Short exercise A:
In the stored data entries, from the first line through the line containing "interval-charging-help: Wie oft", substitute "Pollingintervall" for "Abfrageintervall" and give those lines again with nothing else altered.

Passage shown:
>>
Heading into the talks, Canada's emission-reduction target is now virtually identical to that of the United States.
Canada's greenhouse gas reduction promise to the world would see Canadian emissions reduced to three per cent below 1990 levels by 2020, according to an analysis from the World Resources Institute, an U.S. environmental think-tank.
A pledge made last month by Obama would also result in American emissions three per cent below 1990 levels by 2020.
But compared with the United States, Canada has been more vilified by international environmentalists. It has also been prodded by the likes of UN secretary general Ban Ki-moon to be more ambitious in its targets.
In some measure, it's history and higher expectations. There has been a push back against Canada's lack of action on 12-year-old Kyoto pledges.
"Part of the reason that Canada might be taking some really serious hits on this is because we ratified the protocol and the United States didn't," said Wishart Robson, Calgary-based global energy company Nexen Inc.'s senior adviser for safety and climate change, and an oil-industry veteran of climate change treaty negotiations.
Unlike the United States, Canada pledged to abide by the terms of Kyoto and reduce its emissions from a 1990 base year. But successive federal governments never followed through, and the country saw an emissions increase of more than 26 per cent between the base year of 1990 and 2007.
Canada is also getting attention for its targets, which are weaker when compared with other developed economies, such as the European Union or Japan.
But Canada will also feel heat in Copenhagen, thanks to the environmental impacts of the oilsands -- now the country's most prominent industrial symbol--which has come to the world's attention over the past three to four years.
The oilsands account for just five per cent of Canada's greenhouse gas emissions--whereas a sector such as heat and energy generation accounts for 16 per cent.
The problem is as production in the oilsands is stepped up, greenhouse gas emissions will continue to grow --even with production efficiencies on a per barrel basis.
Environment Canada predicts "emissions from oilsands production will almost triple between 2006 and 2020, making it the largest single contributor to Canada's medium-term emissions growth."
This week, pugnacious British environmental columnist George Monbiot added his voice to the environmental chorus. While visiting Toronto, Monbiot wrote that he broke his self-imposed ban on flying to Canada and bring attention to the fact that oilsands "strip-miners are creating a churned black hell on an unimaginable scale."
He said Canada is the major obstacle to a new climate change deal in Copenhagen, and "the tar barons of Alberta have been able to hold the whole country to ransom. They have captured Canada's politics and are turning this lovely country into a cruel and thuggish place."
Industry watchers like Doucet are concerned that such sentiments-- which are directed not only to oilsands greenhouse gas emissions, but also the damage to the landscape and water supplies, and concerns about local natives' health -- will lead to a more serious denigration of Canada's international reputation, which could hurt the flow of investment dollars.
Many believe Canada's special circumstances aren't always considered. During the 17-year period where Canada failed to meet its Kyoto targets--between 1990 and 2007-- the population of the country grew by almost 20 per cent, and the gross domestic product increased by 60 per cent. Much of that economic growth came out of the energy sector.
David Collyer, president of the Canadian Association of Petroleum Producers, said Canada's economic position is not fully understood.
"The Canadian circumstance is very different," Collyer said. "That needs to be taken into account."
<<
(Stored data entries)
>>
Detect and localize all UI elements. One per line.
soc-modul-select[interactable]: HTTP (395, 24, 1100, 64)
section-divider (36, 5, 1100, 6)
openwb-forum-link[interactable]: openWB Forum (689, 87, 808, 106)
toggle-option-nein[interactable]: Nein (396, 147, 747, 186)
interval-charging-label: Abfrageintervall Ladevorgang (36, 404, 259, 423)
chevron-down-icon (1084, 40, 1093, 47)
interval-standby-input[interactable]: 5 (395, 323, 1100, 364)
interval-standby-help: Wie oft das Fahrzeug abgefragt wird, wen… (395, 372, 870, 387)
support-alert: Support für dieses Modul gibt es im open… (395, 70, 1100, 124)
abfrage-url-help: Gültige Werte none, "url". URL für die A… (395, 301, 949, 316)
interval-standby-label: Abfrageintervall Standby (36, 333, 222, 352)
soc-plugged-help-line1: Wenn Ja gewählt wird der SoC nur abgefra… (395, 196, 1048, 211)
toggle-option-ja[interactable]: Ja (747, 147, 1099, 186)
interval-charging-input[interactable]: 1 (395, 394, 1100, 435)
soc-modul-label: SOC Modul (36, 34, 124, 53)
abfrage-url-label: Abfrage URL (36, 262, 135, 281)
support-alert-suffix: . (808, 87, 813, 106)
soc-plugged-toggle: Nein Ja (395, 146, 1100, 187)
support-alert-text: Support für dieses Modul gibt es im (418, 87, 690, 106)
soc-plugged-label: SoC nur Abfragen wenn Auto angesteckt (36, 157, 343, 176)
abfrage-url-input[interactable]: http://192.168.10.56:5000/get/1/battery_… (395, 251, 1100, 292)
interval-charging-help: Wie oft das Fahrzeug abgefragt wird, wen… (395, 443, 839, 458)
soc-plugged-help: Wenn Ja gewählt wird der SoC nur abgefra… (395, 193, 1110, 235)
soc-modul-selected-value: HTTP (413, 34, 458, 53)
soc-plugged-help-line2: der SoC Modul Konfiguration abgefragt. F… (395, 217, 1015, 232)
<<
Short exercise B:
Answer these questions about the passage on Canada's emissions:
(i) What share of Canada's greenhouse gas emissions comes from the oilsands?
(ii) By how much did Canada's population grow between 1990 and 2007?
(iii) Who is the president of the Canadian Association of Petroleum Producers?

Complete response A:
Detect and localize all UI elements. One per line.
soc-modul-select[interactable]: HTTP (395, 24, 1100, 64)
section-divider (36, 5, 1100, 6)
openwb-forum-link[interactable]: openWB Forum (689, 87, 808, 106)
toggle-option-nein[interactable]: Nein (396, 147, 747, 186)
interval-charging-label: Pollingintervall Ladevorgang (36, 404, 259, 423)
chevron-down-icon (1084, 40, 1093, 47)
interval-standby-input[interactable]: 5 (395, 323, 1100, 364)
interval-standby-help: Wie oft das Fahrzeug abgefragt wird, wen… (395, 372, 870, 387)
support-alert: Support für dieses Modul gibt es im open… (395, 70, 1100, 124)
abfrage-url-help: Gültige Werte none, "url". URL für die A… (395, 301, 949, 316)
interval-standby-label: Pollingintervall Standby (36, 333, 222, 352)
soc-plugged-help-line1: Wenn Ja gewählt wird der SoC nur abgefra… (395, 196, 1048, 211)
toggle-option-ja[interactable]: Ja (747, 147, 1099, 186)
interval-charging-input[interactable]: 1 (395, 394, 1100, 435)
soc-modul-label: SOC Modul (36, 34, 124, 53)
abfrage-url-label: Abfrage URL (36, 262, 135, 281)
support-alert-suffix: . (808, 87, 813, 106)
soc-plugged-toggle: Nein Ja (395, 146, 1100, 187)
support-alert-text: Support für dieses Modul gibt es im (418, 87, 690, 106)
soc-plugged-label: SoC nur Abfragen wenn Auto angesteckt (36, 157, 343, 176)
abfrage-url-input[interactable]: http://192.168.10.56:5000/get/1/battery_… (395, 251, 1100, 292)
interval-charging-help: Wie oft das Fahrzeug abgefragt wird, wen… (395, 443, 839, 458)

Complete response B:
(i) Five per cent
(ii) By almost 20 per cent
(iii) David Collyer